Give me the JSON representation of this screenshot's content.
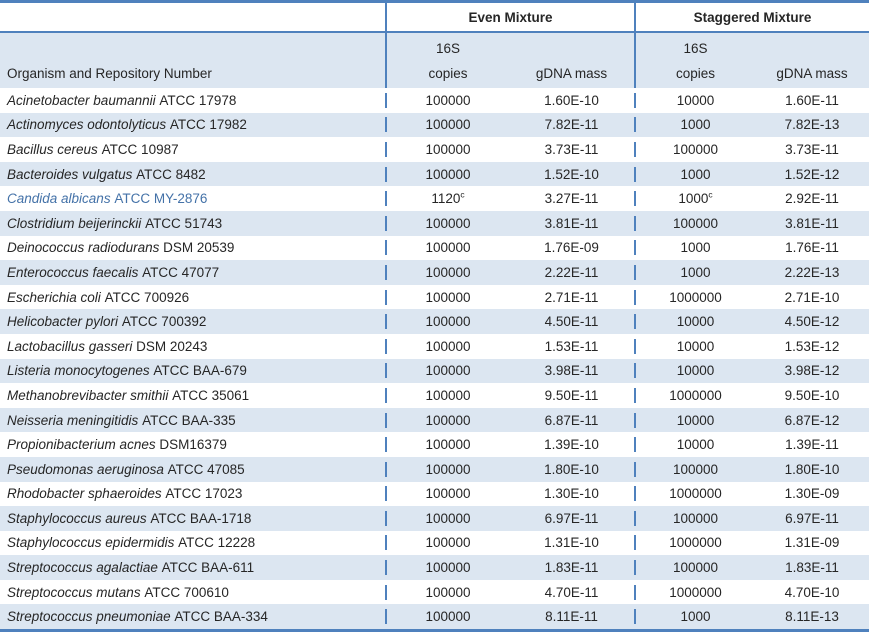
{
  "table": {
    "group_headers": {
      "even": "Even Mixture",
      "staggered": "Staggered Mixture"
    },
    "column_headers": {
      "organism": "Organism and Repository Number",
      "copies_line1": "16S",
      "copies_line2": "copies",
      "gdna_mass_even": "gDNA mass",
      "gdna_mass_staggered": "gDNA mass",
      "copies_line1_staggered": "16S",
      "copies_line2_staggered": "copies"
    },
    "colors": {
      "border_blue": "#4F81BD",
      "band_blue": "#DCE6F1",
      "highlight_text": "#4472A8",
      "text": "#262626"
    },
    "rows": [
      {
        "species": "Acinetobacter baumannii",
        "repository": "ATCC 17978",
        "even_copies": "100000",
        "even_copies_sup": "",
        "even_gdna": "1.60E-10",
        "stag_copies": "10000",
        "stag_copies_sup": "",
        "stag_gdna": "1.60E-11",
        "highlight": false
      },
      {
        "species": "Actinomyces odontolyticus",
        "repository": "ATCC 17982",
        "even_copies": "100000",
        "even_copies_sup": "",
        "even_gdna": "7.82E-11",
        "stag_copies": "1000",
        "stag_copies_sup": "",
        "stag_gdna": "7.82E-13",
        "highlight": false
      },
      {
        "species": "Bacillus cereus",
        "repository": "ATCC 10987",
        "even_copies": "100000",
        "even_copies_sup": "",
        "even_gdna": "3.73E-11",
        "stag_copies": "100000",
        "stag_copies_sup": "",
        "stag_gdna": "3.73E-11",
        "highlight": false
      },
      {
        "species": "Bacteroides vulgatus",
        "repository": "ATCC 8482",
        "even_copies": "100000",
        "even_copies_sup": "",
        "even_gdna": "1.52E-10",
        "stag_copies": "1000",
        "stag_copies_sup": "",
        "stag_gdna": "1.52E-12",
        "highlight": false
      },
      {
        "species": "Candida albicans",
        "repository": "ATCC MY-2876",
        "even_copies": "1120",
        "even_copies_sup": "c",
        "even_gdna": "3.27E-11",
        "stag_copies": "1000",
        "stag_copies_sup": "c",
        "stag_gdna": "2.92E-11",
        "highlight": true
      },
      {
        "species": "Clostridium beijerinckii",
        "repository": "ATCC 51743",
        "even_copies": "100000",
        "even_copies_sup": "",
        "even_gdna": "3.81E-11",
        "stag_copies": "100000",
        "stag_copies_sup": "",
        "stag_gdna": "3.81E-11",
        "highlight": false
      },
      {
        "species": "Deinococcus radiodurans",
        "repository": "DSM 20539",
        "even_copies": "100000",
        "even_copies_sup": "",
        "even_gdna": "1.76E-09",
        "stag_copies": "1000",
        "stag_copies_sup": "",
        "stag_gdna": "1.76E-11",
        "highlight": false
      },
      {
        "species": "Enterococcus faecalis",
        "repository": "ATCC 47077",
        "even_copies": "100000",
        "even_copies_sup": "",
        "even_gdna": "2.22E-11",
        "stag_copies": "1000",
        "stag_copies_sup": "",
        "stag_gdna": "2.22E-13",
        "highlight": false
      },
      {
        "species": "Escherichia coli",
        "repository": "ATCC 700926",
        "even_copies": "100000",
        "even_copies_sup": "",
        "even_gdna": "2.71E-11",
        "stag_copies": "1000000",
        "stag_copies_sup": "",
        "stag_gdna": "2.71E-10",
        "highlight": false
      },
      {
        "species": "Helicobacter pylori",
        "repository": "ATCC 700392",
        "even_copies": "100000",
        "even_copies_sup": "",
        "even_gdna": "4.50E-11",
        "stag_copies": "10000",
        "stag_copies_sup": "",
        "stag_gdna": "4.50E-12",
        "highlight": false
      },
      {
        "species": "Lactobacillus gasseri",
        "repository": "DSM 20243",
        "even_copies": "100000",
        "even_copies_sup": "",
        "even_gdna": "1.53E-11",
        "stag_copies": "10000",
        "stag_copies_sup": "",
        "stag_gdna": "1.53E-12",
        "highlight": false
      },
      {
        "species": "Listeria monocytogenes",
        "repository": "ATCC BAA-679",
        "even_copies": "100000",
        "even_copies_sup": "",
        "even_gdna": "3.98E-11",
        "stag_copies": "10000",
        "stag_copies_sup": "",
        "stag_gdna": "3.98E-12",
        "highlight": false
      },
      {
        "species": "Methanobrevibacter smithii",
        "repository": "ATCC 35061",
        "even_copies": "100000",
        "even_copies_sup": "",
        "even_gdna": "9.50E-11",
        "stag_copies": "1000000",
        "stag_copies_sup": "",
        "stag_gdna": "9.50E-10",
        "highlight": false
      },
      {
        "species": "Neisseria meningitidis",
        "repository": "ATCC BAA-335",
        "even_copies": "100000",
        "even_copies_sup": "",
        "even_gdna": "6.87E-11",
        "stag_copies": "10000",
        "stag_copies_sup": "",
        "stag_gdna": "6.87E-12",
        "highlight": false
      },
      {
        "species": "Propionibacterium acnes",
        "repository": "DSM16379",
        "even_copies": "100000",
        "even_copies_sup": "",
        "even_gdna": "1.39E-10",
        "stag_copies": "10000",
        "stag_copies_sup": "",
        "stag_gdna": "1.39E-11",
        "highlight": false
      },
      {
        "species": "Pseudomonas aeruginosa",
        "repository": "ATCC 47085",
        "even_copies": "100000",
        "even_copies_sup": "",
        "even_gdna": "1.80E-10",
        "stag_copies": "100000",
        "stag_copies_sup": "",
        "stag_gdna": "1.80E-10",
        "highlight": false
      },
      {
        "species": "Rhodobacter sphaeroides",
        "repository": "ATCC 17023",
        "even_copies": "100000",
        "even_copies_sup": "",
        "even_gdna": "1.30E-10",
        "stag_copies": "1000000",
        "stag_copies_sup": "",
        "stag_gdna": "1.30E-09",
        "highlight": false
      },
      {
        "species": "Staphylococcus aureus",
        "repository": "ATCC BAA-1718",
        "even_copies": "100000",
        "even_copies_sup": "",
        "even_gdna": "6.97E-11",
        "stag_copies": "100000",
        "stag_copies_sup": "",
        "stag_gdna": "6.97E-11",
        "highlight": false
      },
      {
        "species": "Staphylococcus epidermidis",
        "repository": "ATCC 12228",
        "even_copies": "100000",
        "even_copies_sup": "",
        "even_gdna": "1.31E-10",
        "stag_copies": "1000000",
        "stag_copies_sup": "",
        "stag_gdna": "1.31E-09",
        "highlight": false
      },
      {
        "species": "Streptococcus agalactiae",
        "repository": "ATCC BAA-611",
        "even_copies": "100000",
        "even_copies_sup": "",
        "even_gdna": "1.83E-11",
        "stag_copies": "100000",
        "stag_copies_sup": "",
        "stag_gdna": "1.83E-11",
        "highlight": false
      },
      {
        "species": "Streptococcus mutans",
        "repository": "ATCC 700610",
        "even_copies": "100000",
        "even_copies_sup": "",
        "even_gdna": "4.70E-11",
        "stag_copies": "1000000",
        "stag_copies_sup": "",
        "stag_gdna": "4.70E-10",
        "highlight": false
      },
      {
        "species": "Streptococcus pneumoniae",
        "repository": "ATCC BAA-334",
        "even_copies": "100000",
        "even_copies_sup": "",
        "even_gdna": "8.11E-11",
        "stag_copies": "1000",
        "stag_copies_sup": "",
        "stag_gdna": "8.11E-13",
        "highlight": false
      }
    ]
  }
}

+-------+

The records must be copied with no word altered, and without their pictures.

RESPONSE TO THE EXERCISE
Give me the JSON representation of this screenshot's content.
{
  "table": {
    "group_headers": {
      "even": "Even Mixture",
      "staggered": "Staggered Mixture"
    },
    "column_headers": {
      "organism": "Organism and Repository Number",
      "copies_line1": "16S",
      "copies_line2": "copies",
      "gdna_mass_even": "gDNA mass",
      "gdna_mass_staggered": "gDNA mass",
      "copies_line1_staggered": "16S",
      "copies_line2_staggered": "copies"
    },
    "colors": {
      "border_blue": "#4F81BD",
      "band_blue": "#DCE6F1",
      "highlight_text": "#4472A8",
      "text": "#262626"
    },
    "rows": [
      {
        "species": "Acinetobacter baumannii",
        "repository": "ATCC 17978",
        "even_copies": "100000",
        "even_copies_sup": "",
        "even_gdna": "1.60E-10",
        "stag_copies": "10000",
        "stag_copies_sup": "",
        "stag_gdna": "1.60E-11",
        "highlight": false
      },
      {
        "species": "Actinomyces odontolyticus",
        "repository": "ATCC 17982",
        "even_copies": "100000",
        "even_copies_sup": "",
        "even_gdna": "7.82E-11",
        "stag_copies": "1000",
        "stag_copies_sup": "",
        "stag_gdna": "7.82E-13",
        "highlight": false
      },
      {
        "species": "Bacillus cereus",
        "repository": "ATCC 10987",
        "even_copies": "100000",
        "even_copies_sup": "",
        "even_gdna": "3.73E-11",
        "stag_copies": "100000",
        "stag_copies_sup": "",
        "stag_gdna": "3.73E-11",
        "highlight": false
      },
      {
        "species": "Bacteroides vulgatus",
        "repository": "ATCC 8482",
        "even_copies": "100000",
        "even_copies_sup": "",
        "even_gdna": "1.52E-10",
        "stag_copies": "1000",
        "stag_copies_sup": "",
        "stag_gdna": "1.52E-12",
        "highlight": false
      },
      {
        "species": "Candida albicans",
        "repository": "ATCC MY-2876",
        "even_copies": "1120",
        "even_copies_sup": "c",
        "even_gdna": "3.27E-11",
        "stag_copies": "1000",
        "stag_copies_sup": "c",
        "stag_gdna": "2.92E-11",
        "highlight": true
      },
      {
        "species": "Clostridium beijerinckii",
        "repository": "ATCC 51743",
        "even_copies": "100000",
        "even_copies_sup": "",
        "even_gdna": "3.81E-11",
        "stag_copies": "100000",
        "stag_copies_sup": "",
        "stag_gdna": "3.81E-11",
        "highlight": false
      },
      {
        "species": "Deinococcus radiodurans",
        "repository": "DSM 20539",
        "even_copies": "100000",
        "even_copies_sup": "",
        "even_gdna": "1.76E-09",
        "stag_copies": "1000",
        "stag_copies_sup": "",
        "stag_gdna": "1.76E-11",
        "highlight": false
      },
      {
        "species": "Enterococcus faecalis",
        "repository": "ATCC 47077",
        "even_copies": "100000",
        "even_copies_sup": "",
        "even_gdna": "2.22E-11",
        "stag_copies": "1000",
        "stag_copies_sup": "",
        "stag_gdna": "2.22E-13",
        "highlight": false
      },
      {
        "species": "Escherichia coli",
        "repository": "ATCC 700926",
        "even_copies": "100000",
        "even_copies_sup": "",
        "even_gdna": "2.71E-11",
        "stag_copies": "1000000",
        "stag_copies_sup": "",
        "stag_gdna": "2.71E-10",
        "highlight": false
      },
      {
        "species": "Helicobacter pylori",
        "repository": "ATCC 700392",
        "even_copies": "100000",
        "even_copies_sup": "",
        "even_gdna": "4.50E-11",
        "stag_copies": "10000",
        "stag_copies_sup": "",
        "stag_gdna": "4.50E-12",
        "highlight": false
      },
      {
        "species": "Lactobacillus gasseri",
        "repository": "DSM 20243",
        "even_copies": "100000",
        "even_copies_sup": "",
        "even_gdna": "1.53E-11",
        "stag_copies": "10000",
        "stag_copies_sup": "",
        "stag_gdna": "1.53E-12",
        "highlight": false
      },
      {
        "species": "Listeria monocytogenes",
        "repository": "ATCC BAA-679",
        "even_copies": "100000",
        "even_copies_sup": "",
        "even_gdna": "3.98E-11",
        "stag_copies": "10000",
        "stag_copies_sup": "",
        "stag_gdna": "3.98E-12",
        "highlight": false
      },
      {
        "species": "Methanobrevibacter smithii",
        "repository": "ATCC 35061",
        "even_copies": "100000",
        "even_copies_sup": "",
        "even_gdna": "9.50E-11",
        "stag_copies": "1000000",
        "stag_copies_sup": "",
        "stag_gdna": "9.50E-10",
        "highlight": false
      },
      {
        "species": "Neisseria meningitidis",
        "repository": "ATCC BAA-335",
        "even_copies": "100000",
        "even_copies_sup": "",
        "even_gdna": "6.87E-11",
        "stag_copies": "10000",
        "stag_copies_sup": "",
        "stag_gdna": "6.87E-12",
        "highlight": false
      },
      {
        "species": "Propionibacterium acnes",
        "repository": "DSM16379",
        "even_copies": "100000",
        "even_copies_sup": "",
        "even_gdna": "1.39E-10",
        "stag_copies": "10000",
        "stag_copies_sup": "",
        "stag_gdna": "1.39E-11",
        "highlight": false
      },
      {
        "species": "Pseudomonas aeruginosa",
        "repository": "ATCC 47085",
        "even_copies": "100000",
        "even_copies_sup": "",
        "even_gdna": "1.80E-10",
        "stag_copies": "100000",
        "stag_copies_sup": "",
        "stag_gdna": "1.80E-10",
        "highlight": false
      },
      {
        "species": "Rhodobacter sphaeroides",
        "repository": "ATCC 17023",
        "even_copies": "100000",
        "even_copies_sup": "",
        "even_gdna": "1.30E-10",
        "stag_copies": "1000000",
        "stag_copies_sup": "",
        "stag_gdna": "1.30E-09",
        "highlight": false
      },
      {
        "species": "Staphylococcus aureus",
        "repository": "ATCC BAA-1718",
        "even_copies": "100000",
        "even_copies_sup": "",
        "even_gdna": "6.97E-11",
        "stag_copies": "100000",
        "stag_copies_sup": "",
        "stag_gdna": "6.97E-11",
        "highlight": false
      },
      {
        "species": "Staphylococcus epidermidis",
        "repository": "ATCC 12228",
        "even_copies": "100000",
        "even_copies_sup": "",
        "even_gdna": "1.31E-10",
        "stag_copies": "1000000",
        "stag_copies_sup": "",
        "stag_gdna": "1.31E-09",
        "highlight": false
      },
      {
        "species": "Streptococcus agalactiae",
        "repository": "ATCC BAA-611",
        "even_copies": "100000",
        "even_copies_sup": "",
        "even_gdna": "1.83E-11",
        "stag_copies": "100000",
        "stag_copies_sup": "",
        "stag_gdna": "1.83E-11",
        "highlight": false
      },
      {
        "species": "Streptococcus mutans",
        "repository": "ATCC 700610",
        "even_copies": "100000",
        "even_copies_sup": "",
        "even_gdna": "4.70E-11",
        "stag_copies": "1000000",
        "stag_copies_sup": "",
        "stag_gdna": "4.70E-10",
        "highlight": false
      },
      {
        "species": "Streptococcus pneumoniae",
        "repository": "ATCC BAA-334",
        "even_copies": "100000",
        "even_copies_sup": "",
        "even_gdna": "8.11E-11",
        "stag_copies": "1000",
        "stag_copies_sup": "",
        "stag_gdna": "8.11E-13",
        "highlight": false
      }
    ]
  }
}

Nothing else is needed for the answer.